━━ Data shown ━━

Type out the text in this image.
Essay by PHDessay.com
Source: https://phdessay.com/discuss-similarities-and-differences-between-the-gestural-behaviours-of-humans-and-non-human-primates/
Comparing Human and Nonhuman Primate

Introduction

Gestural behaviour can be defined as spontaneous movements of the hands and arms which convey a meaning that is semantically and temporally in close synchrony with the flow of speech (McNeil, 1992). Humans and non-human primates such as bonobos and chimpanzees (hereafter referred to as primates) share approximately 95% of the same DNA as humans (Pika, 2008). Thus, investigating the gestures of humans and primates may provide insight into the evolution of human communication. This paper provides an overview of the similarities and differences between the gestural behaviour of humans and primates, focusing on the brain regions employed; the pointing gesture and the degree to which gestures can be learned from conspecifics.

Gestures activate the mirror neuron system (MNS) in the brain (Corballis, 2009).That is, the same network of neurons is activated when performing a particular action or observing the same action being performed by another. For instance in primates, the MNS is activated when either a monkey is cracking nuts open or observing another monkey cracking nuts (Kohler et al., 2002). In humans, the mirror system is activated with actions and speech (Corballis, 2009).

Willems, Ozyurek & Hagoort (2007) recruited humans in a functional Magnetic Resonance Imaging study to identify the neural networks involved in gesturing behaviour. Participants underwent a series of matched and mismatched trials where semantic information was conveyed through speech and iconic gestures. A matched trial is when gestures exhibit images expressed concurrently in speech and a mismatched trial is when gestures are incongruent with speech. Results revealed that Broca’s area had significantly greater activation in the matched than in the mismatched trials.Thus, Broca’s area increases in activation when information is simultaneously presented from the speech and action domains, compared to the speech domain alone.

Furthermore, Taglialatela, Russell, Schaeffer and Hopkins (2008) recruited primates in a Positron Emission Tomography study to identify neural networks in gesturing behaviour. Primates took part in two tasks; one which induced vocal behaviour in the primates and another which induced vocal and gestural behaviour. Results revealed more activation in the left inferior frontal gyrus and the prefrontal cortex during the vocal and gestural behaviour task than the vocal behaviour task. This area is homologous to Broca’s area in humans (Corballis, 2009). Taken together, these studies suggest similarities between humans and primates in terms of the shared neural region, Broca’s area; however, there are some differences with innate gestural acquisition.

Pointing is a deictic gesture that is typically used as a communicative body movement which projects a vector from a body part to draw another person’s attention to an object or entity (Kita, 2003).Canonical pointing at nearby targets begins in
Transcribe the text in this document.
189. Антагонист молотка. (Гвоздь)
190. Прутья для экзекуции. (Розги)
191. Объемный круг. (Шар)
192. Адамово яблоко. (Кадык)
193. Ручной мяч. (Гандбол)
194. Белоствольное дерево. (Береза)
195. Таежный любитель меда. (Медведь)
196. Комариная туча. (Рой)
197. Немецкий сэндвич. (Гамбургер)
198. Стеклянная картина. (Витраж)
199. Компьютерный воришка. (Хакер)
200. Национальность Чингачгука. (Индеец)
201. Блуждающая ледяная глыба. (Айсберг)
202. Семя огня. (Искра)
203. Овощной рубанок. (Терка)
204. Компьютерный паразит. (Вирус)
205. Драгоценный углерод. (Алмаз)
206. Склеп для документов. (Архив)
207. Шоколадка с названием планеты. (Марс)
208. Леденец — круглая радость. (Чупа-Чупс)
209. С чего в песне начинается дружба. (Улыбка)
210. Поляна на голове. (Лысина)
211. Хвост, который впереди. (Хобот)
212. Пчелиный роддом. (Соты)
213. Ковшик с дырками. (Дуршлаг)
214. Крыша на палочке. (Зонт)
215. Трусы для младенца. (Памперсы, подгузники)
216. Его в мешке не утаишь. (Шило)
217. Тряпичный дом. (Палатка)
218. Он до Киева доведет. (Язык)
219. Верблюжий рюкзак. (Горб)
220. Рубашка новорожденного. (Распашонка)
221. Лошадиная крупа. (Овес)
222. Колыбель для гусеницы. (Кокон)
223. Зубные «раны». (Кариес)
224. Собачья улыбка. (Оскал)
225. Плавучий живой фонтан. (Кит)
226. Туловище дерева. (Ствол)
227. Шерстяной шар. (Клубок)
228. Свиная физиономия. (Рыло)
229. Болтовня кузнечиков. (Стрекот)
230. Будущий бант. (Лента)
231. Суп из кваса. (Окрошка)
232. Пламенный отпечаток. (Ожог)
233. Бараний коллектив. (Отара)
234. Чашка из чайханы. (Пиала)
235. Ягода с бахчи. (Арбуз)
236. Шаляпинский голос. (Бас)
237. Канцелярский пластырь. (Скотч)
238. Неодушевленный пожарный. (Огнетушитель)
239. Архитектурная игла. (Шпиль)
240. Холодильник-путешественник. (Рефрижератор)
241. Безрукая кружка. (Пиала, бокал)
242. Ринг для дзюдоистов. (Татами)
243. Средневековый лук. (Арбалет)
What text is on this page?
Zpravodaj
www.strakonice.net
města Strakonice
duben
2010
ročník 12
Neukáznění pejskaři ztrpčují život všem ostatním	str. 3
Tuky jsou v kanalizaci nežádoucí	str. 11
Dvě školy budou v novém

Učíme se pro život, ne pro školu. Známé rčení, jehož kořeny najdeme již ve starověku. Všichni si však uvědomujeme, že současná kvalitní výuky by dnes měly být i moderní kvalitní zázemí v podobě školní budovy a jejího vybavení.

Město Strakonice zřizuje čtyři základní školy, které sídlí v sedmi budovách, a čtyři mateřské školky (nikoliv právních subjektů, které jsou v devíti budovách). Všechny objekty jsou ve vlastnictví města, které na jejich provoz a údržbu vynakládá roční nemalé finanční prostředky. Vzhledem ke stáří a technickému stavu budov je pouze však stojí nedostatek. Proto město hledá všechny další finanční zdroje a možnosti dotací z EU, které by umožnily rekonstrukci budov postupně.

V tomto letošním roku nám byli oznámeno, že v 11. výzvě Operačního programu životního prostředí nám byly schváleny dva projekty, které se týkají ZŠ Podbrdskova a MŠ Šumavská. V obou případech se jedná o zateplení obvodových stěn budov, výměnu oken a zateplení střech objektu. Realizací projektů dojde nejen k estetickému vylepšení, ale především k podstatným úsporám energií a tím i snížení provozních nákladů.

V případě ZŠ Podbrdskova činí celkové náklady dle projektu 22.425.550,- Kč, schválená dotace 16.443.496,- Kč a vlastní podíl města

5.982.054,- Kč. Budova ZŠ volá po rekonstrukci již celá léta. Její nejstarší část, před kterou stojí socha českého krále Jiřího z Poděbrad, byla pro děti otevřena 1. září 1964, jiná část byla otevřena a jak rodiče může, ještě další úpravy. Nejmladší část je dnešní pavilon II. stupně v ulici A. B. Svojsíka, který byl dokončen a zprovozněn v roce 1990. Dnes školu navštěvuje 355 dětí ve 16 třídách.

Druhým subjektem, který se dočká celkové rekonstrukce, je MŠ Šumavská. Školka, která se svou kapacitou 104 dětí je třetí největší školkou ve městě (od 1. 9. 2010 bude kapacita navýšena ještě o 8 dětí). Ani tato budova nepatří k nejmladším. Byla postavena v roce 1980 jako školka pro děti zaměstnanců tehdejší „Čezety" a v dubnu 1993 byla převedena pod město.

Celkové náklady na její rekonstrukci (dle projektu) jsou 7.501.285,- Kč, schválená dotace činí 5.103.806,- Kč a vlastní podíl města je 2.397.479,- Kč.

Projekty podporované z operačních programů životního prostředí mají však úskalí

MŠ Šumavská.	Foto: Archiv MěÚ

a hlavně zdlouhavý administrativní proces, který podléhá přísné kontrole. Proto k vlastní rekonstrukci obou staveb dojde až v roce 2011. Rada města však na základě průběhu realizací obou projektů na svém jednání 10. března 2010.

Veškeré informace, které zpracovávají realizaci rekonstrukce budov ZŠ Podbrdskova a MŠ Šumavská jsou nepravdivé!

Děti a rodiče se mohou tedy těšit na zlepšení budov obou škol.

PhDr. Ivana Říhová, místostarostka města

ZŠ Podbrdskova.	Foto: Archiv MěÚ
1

━━━

Out of the material above, gather each line where "Пиала" appears.

234. Чашка из чайханы. (Пиала)
241. Безрукая кружка. (Пиала, бокал)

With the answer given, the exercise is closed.